**SET EXERCISE**
An exact copy of all the data is required, with pictures left out.
══ TASK INPUT
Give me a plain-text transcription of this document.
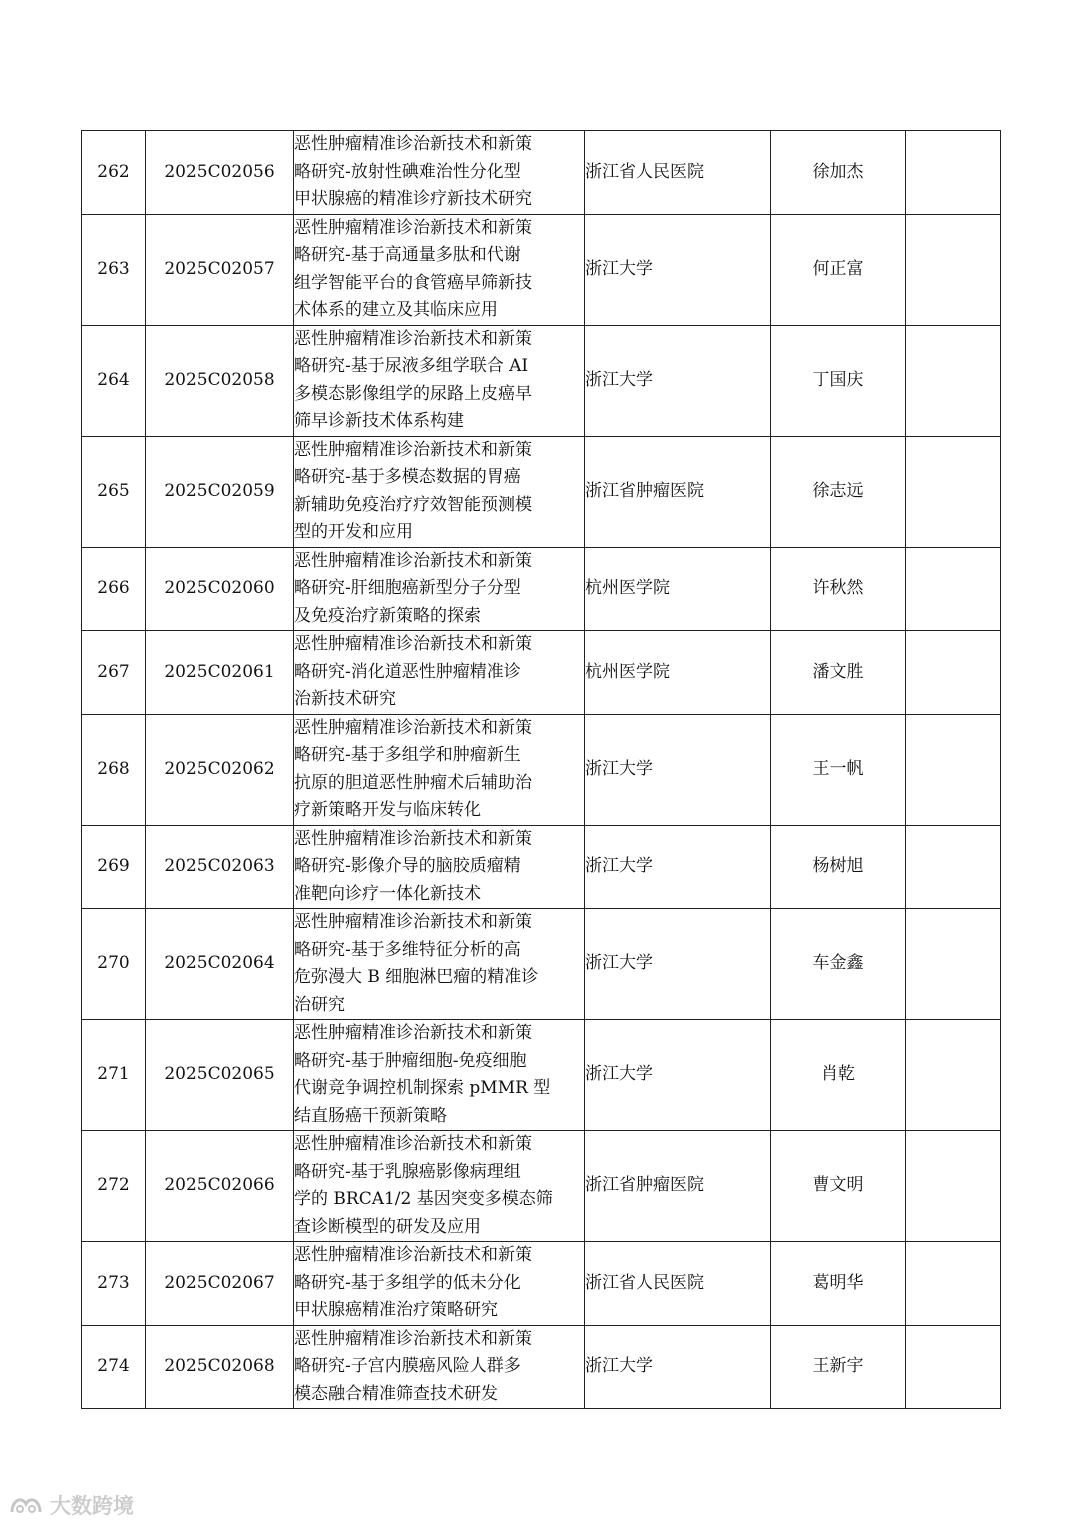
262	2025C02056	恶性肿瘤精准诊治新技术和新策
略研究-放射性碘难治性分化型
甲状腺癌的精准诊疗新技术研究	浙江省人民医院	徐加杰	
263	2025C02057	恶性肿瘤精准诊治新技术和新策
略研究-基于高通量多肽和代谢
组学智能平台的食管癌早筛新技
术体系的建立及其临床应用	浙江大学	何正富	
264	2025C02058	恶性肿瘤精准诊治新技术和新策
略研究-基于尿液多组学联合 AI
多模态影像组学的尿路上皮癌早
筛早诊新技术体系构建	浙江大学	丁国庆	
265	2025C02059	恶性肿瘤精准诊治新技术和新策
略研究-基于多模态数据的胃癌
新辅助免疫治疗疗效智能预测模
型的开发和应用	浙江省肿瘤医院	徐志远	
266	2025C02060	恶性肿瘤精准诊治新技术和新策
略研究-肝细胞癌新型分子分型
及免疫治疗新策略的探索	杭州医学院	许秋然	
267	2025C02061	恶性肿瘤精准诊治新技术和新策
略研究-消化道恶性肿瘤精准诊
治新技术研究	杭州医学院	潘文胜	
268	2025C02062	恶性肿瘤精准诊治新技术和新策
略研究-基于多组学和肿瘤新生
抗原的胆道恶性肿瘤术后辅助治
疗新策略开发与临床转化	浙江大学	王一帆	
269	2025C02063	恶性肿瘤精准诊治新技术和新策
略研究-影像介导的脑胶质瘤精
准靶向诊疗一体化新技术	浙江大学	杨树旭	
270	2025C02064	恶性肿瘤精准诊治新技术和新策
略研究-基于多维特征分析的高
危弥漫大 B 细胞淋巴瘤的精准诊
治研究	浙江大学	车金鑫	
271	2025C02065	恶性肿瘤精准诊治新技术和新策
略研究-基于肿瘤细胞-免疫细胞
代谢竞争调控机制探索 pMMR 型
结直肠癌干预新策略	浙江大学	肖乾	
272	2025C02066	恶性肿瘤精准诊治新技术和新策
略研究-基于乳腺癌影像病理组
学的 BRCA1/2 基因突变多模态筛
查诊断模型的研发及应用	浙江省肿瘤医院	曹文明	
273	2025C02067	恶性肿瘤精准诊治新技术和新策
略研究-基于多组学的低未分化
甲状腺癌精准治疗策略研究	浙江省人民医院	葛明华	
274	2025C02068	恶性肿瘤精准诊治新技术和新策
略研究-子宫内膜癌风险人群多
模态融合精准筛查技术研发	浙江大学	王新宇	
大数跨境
════
**THE RESPONSE**
Give me a plain-text transcription of this document.
262	2025C02056	恶性肿瘤精准诊治新技术和新策
略研究-放射性碘难治性分化型
甲状腺癌的精准诊疗新技术研究	浙江省人民医院	徐加杰	
263	2025C02057	恶性肿瘤精准诊治新技术和新策
略研究-基于高通量多肽和代谢
组学智能平台的食管癌早筛新技
术体系的建立及其临床应用	浙江大学	何正富	
264	2025C02058	恶性肿瘤精准诊治新技术和新策
略研究-基于尿液多组学联合 AI
多模态影像组学的尿路上皮癌早
筛早诊新技术体系构建	浙江大学	丁国庆	
265	2025C02059	恶性肿瘤精准诊治新技术和新策
略研究-基于多模态数据的胃癌
新辅助免疫治疗疗效智能预测模
型的开发和应用	浙江省肿瘤医院	徐志远	
266	2025C02060	恶性肿瘤精准诊治新技术和新策
略研究-肝细胞癌新型分子分型
及免疫治疗新策略的探索	杭州医学院	许秋然	
267	2025C02061	恶性肿瘤精准诊治新技术和新策
略研究-消化道恶性肿瘤精准诊
治新技术研究	杭州医学院	潘文胜	
268	2025C02062	恶性肿瘤精准诊治新技术和新策
略研究-基于多组学和肿瘤新生
抗原的胆道恶性肿瘤术后辅助治
疗新策略开发与临床转化	浙江大学	王一帆	
269	2025C02063	恶性肿瘤精准诊治新技术和新策
略研究-影像介导的脑胶质瘤精
准靶向诊疗一体化新技术	浙江大学	杨树旭	
270	2025C02064	恶性肿瘤精准诊治新技术和新策
略研究-基于多维特征分析的高
危弥漫大 B 细胞淋巴瘤的精准诊
治研究	浙江大学	车金鑫	
271	2025C02065	恶性肿瘤精准诊治新技术和新策
略研究-基于肿瘤细胞-免疫细胞
代谢竞争调控机制探索 pMMR 型
结直肠癌干预新策略	浙江大学	肖乾	
272	2025C02066	恶性肿瘤精准诊治新技术和新策
略研究-基于乳腺癌影像病理组
学的 BRCA1/2 基因突变多模态筛
查诊断模型的研发及应用	浙江省肿瘤医院	曹文明	
273	2025C02067	恶性肿瘤精准诊治新技术和新策
略研究-基于多组学的低未分化
甲状腺癌精准治疗策略研究	浙江省人民医院	葛明华	
274	2025C02068	恶性肿瘤精准诊治新技术和新策
略研究-子宫内膜癌风险人群多
模态融合精准筛查技术研发	浙江大学	王新宇	
大数跨境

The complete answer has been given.